▼
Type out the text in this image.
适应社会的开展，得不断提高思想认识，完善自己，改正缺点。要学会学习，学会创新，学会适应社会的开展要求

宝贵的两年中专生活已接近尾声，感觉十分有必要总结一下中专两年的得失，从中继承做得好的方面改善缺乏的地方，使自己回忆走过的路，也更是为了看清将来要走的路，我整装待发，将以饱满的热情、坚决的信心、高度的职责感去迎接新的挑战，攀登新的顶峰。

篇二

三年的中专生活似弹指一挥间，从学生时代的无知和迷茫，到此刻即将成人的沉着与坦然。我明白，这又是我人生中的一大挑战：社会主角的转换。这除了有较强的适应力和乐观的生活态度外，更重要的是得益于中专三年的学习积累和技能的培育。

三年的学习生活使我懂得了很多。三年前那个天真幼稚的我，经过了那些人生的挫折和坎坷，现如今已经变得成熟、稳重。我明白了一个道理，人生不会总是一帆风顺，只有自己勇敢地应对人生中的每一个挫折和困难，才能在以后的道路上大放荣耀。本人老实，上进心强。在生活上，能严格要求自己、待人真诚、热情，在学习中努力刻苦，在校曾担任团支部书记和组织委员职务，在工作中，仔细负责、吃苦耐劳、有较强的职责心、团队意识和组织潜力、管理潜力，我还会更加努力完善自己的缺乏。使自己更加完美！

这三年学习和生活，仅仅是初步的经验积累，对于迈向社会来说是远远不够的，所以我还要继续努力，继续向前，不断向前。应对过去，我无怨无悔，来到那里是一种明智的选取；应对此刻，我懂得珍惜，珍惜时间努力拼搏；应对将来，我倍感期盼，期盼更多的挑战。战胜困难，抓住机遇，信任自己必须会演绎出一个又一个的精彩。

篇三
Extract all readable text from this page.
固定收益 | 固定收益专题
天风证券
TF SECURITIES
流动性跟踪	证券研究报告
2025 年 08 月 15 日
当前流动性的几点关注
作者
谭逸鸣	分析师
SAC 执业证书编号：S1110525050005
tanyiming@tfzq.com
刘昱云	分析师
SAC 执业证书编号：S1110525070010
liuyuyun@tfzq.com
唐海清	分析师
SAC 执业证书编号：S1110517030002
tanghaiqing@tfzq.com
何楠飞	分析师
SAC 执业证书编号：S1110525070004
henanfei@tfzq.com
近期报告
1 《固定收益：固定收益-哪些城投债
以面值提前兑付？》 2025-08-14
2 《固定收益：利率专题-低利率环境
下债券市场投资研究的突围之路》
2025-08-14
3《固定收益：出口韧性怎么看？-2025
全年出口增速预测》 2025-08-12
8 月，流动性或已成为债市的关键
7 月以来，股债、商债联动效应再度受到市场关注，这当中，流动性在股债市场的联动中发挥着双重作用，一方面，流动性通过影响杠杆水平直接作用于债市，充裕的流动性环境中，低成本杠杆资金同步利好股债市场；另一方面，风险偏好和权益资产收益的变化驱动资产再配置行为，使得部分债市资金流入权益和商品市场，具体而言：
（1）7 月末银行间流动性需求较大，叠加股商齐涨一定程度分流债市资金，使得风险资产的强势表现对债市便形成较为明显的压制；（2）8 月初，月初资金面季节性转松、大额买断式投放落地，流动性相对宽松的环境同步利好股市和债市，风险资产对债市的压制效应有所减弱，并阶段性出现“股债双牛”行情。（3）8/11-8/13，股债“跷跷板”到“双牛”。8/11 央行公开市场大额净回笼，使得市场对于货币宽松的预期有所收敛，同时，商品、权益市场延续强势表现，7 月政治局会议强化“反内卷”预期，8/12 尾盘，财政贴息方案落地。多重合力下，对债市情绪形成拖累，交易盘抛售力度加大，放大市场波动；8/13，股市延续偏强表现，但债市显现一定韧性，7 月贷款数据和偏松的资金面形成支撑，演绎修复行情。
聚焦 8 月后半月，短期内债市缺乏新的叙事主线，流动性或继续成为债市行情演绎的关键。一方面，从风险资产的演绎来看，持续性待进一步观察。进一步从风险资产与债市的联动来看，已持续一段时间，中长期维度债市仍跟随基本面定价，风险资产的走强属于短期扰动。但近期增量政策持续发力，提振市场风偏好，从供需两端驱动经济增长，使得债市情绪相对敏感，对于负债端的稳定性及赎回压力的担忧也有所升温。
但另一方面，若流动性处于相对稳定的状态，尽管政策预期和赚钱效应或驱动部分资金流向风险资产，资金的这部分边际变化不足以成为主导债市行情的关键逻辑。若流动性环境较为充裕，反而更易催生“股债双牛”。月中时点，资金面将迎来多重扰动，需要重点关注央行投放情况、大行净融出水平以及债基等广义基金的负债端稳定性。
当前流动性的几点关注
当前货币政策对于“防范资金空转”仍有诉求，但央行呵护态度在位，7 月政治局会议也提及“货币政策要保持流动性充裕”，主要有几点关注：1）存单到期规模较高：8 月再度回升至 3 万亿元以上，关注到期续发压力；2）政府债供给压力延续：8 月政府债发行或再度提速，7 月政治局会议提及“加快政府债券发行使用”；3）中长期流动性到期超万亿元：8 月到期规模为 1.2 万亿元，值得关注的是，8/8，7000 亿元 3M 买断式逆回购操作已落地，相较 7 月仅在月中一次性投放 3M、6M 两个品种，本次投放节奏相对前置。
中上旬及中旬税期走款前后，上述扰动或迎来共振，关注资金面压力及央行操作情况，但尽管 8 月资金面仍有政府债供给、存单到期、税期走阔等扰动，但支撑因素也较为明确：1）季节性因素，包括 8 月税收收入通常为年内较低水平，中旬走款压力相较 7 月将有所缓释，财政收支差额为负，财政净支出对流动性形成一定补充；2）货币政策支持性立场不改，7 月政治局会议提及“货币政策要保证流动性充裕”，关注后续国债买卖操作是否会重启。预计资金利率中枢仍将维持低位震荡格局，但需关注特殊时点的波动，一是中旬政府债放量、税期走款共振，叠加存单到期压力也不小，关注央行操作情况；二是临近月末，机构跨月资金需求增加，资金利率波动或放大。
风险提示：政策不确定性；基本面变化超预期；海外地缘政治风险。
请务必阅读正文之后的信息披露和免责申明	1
▲
#### WORK TO BE COMPLETED:
Every entry must be output again, exactly as written above.

#### WORKED ANSWER:
Type out the text in this image.
适应社会的开展，得不断提高思想认识，完善自己，改正缺点。要学会学习，学会创新，学会适应社会的开展要求

宝贵的两年中专生活已接近尾声，感觉十分有必要总结一下中专两年的得失，从中继承做得好的方面改善缺乏的地方，使自己回忆走过的路，也更是为了看清将来要走的路，我整装待发，将以饱满的热情、坚决的信心、高度的职责感去迎接新的挑战，攀登新的顶峰。

篇二

三年的中专生活似弹指一挥间，从学生时代的无知和迷茫，到此刻即将成人的沉着与坦然。我明白，这又是我人生中的一大挑战：社会主角的转换。这除了有较强的适应力和乐观的生活态度外，更重要的是得益于中专三年的学习积累和技能的培育。

三年的学习生活使我懂得了很多。三年前那个天真幼稚的我，经过了那些人生的挫折和坎坷，现如今已经变得成熟、稳重。我明白了一个道理，人生不会总是一帆风顺，只有自己勇敢地应对人生中的每一个挫折和困难，才能在以后的道路上大放荣耀。本人老实，上进心强。在生活上，能严格要求自己、待人真诚、热情，在学习中努力刻苦，在校曾担任团支部书记和组织委员职务，在工作中，仔细负责、吃苦耐劳、有较强的职责心、团队意识和组织潜力、管理潜力，我还会更加努力完善自己的缺乏。使自己更加完美！

这三年学习和生活，仅仅是初步的经验积累，对于迈向社会来说是远远不够的，所以我还要继续努力，继续向前，不断向前。应对过去，我无怨无悔，来到那里是一种明智的选取；应对此刻，我懂得珍惜，珍惜时间努力拼搏；应对将来，我倍感期盼，期盼更多的挑战。战胜困难，抓住机遇，信任自己必须会演绎出一个又一个的精彩。

篇三
Extract all readable text from this page.
固定收益 | 固定收益专题
天风证券
TF SECURITIES
流动性跟踪	证券研究报告
2025 年 08 月 15 日
当前流动性的几点关注
作者
谭逸鸣	分析师
SAC 执业证书编号：S1110525050005
tanyiming@tfzq.com
刘昱云	分析师
SAC 执业证书编号：S1110525070010
liuyuyun@tfzq.com
唐海清	分析师
SAC 执业证书编号：S1110517030002
tanghaiqing@tfzq.com
何楠飞	分析师
SAC 执业证书编号：S1110525070004
henanfei@tfzq.com
近期报告
1 《固定收益：固定收益-哪些城投债
以面值提前兑付？》 2025-08-14
2 《固定收益：利率专题-低利率环境
下债券市场投资研究的突围之路》
2025-08-14
3《固定收益：出口韧性怎么看？-2025
全年出口增速预测》 2025-08-12
8 月，流动性或已成为债市的关键
7 月以来，股债、商债联动效应再度受到市场关注，这当中，流动性在股债市场的联动中发挥着双重作用，一方面，流动性通过影响杠杆水平直接作用于债市，充裕的流动性环境中，低成本杠杆资金同步利好股债市场；另一方面，风险偏好和权益资产收益的变化驱动资产再配置行为，使得部分债市资金流入权益和商品市场，具体而言：
（1）7 月末银行间流动性需求较大，叠加股商齐涨一定程度分流债市资金，使得风险资产的强势表现对债市便形成较为明显的压制；（2）8 月初，月初资金面季节性转松、大额买断式投放落地，流动性相对宽松的环境同步利好股市和债市，风险资产对债市的压制效应有所减弱，并阶段性出现“股债双牛”行情。（3）8/11-8/13，股债“跷跷板”到“双牛”。8/11 央行公开市场大额净回笼，使得市场对于货币宽松的预期有所收敛，同时，商品、权益市场延续强势表现，7 月政治局会议强化“反内卷”预期，8/12 尾盘，财政贴息方案落地。多重合力下，对债市情绪形成拖累，交易盘抛售力度加大，放大市场波动；8/13，股市延续偏强表现，但债市显现一定韧性，7 月贷款数据和偏松的资金面形成支撑，演绎修复行情。
聚焦 8 月后半月，短期内债市缺乏新的叙事主线，流动性或继续成为债市行情演绎的关键。一方面，从风险资产的演绎来看，持续性待进一步观察。进一步从风险资产与债市的联动来看，已持续一段时间，中长期维度债市仍跟随基本面定价，风险资产的走强属于短期扰动。但近期增量政策持续发力，提振市场风偏好，从供需两端驱动经济增长，使得债市情绪相对敏感，对于负债端的稳定性及赎回压力的担忧也有所升温。
但另一方面，若流动性处于相对稳定的状态，尽管政策预期和赚钱效应或驱动部分资金流向风险资产，资金的这部分边际变化不足以成为主导债市行情的关键逻辑。若流动性环境较为充裕，反而更易催生“股债双牛”。月中时点，资金面将迎来多重扰动，需要重点关注央行投放情况、大行净融出水平以及债基等广义基金的负债端稳定性。
当前流动性的几点关注
当前货币政策对于“防范资金空转”仍有诉求，但央行呵护态度在位，7 月政治局会议也提及“货币政策要保持流动性充裕”，主要有几点关注：1）存单到期规模较高：8 月再度回升至 3 万亿元以上，关注到期续发压力；2）政府债供给压力延续：8 月政府债发行或再度提速，7 月政治局会议提及“加快政府债券发行使用”；3）中长期流动性到期超万亿元：8 月到期规模为 1.2 万亿元，值得关注的是，8/8，7000 亿元 3M 买断式逆回购操作已落地，相较 7 月仅在月中一次性投放 3M、6M 两个品种，本次投放节奏相对前置。
中上旬及中旬税期走款前后，上述扰动或迎来共振，关注资金面压力及央行操作情况，但尽管 8 月资金面仍有政府债供给、存单到期、税期走阔等扰动，但支撑因素也较为明确：1）季节性因素，包括 8 月税收收入通常为年内较低水平，中旬走款压力相较 7 月将有所缓释，财政收支差额为负，财政净支出对流动性形成一定补充；2）货币政策支持性立场不改，7 月政治局会议提及“货币政策要保证流动性充裕”，关注后续国债买卖操作是否会重启。预计资金利率中枢仍将维持低位震荡格局，但需关注特殊时点的波动，一是中旬政府债放量、税期走款共振，叠加存单到期压力也不小，关注央行操作情况；二是临近月末，机构跨月资金需求增加，资金利率波动或放大。
风险提示：政策不确定性；基本面变化超预期；海外地缘政治风险。
请务必阅读正文之后的信息披露和免责申明	1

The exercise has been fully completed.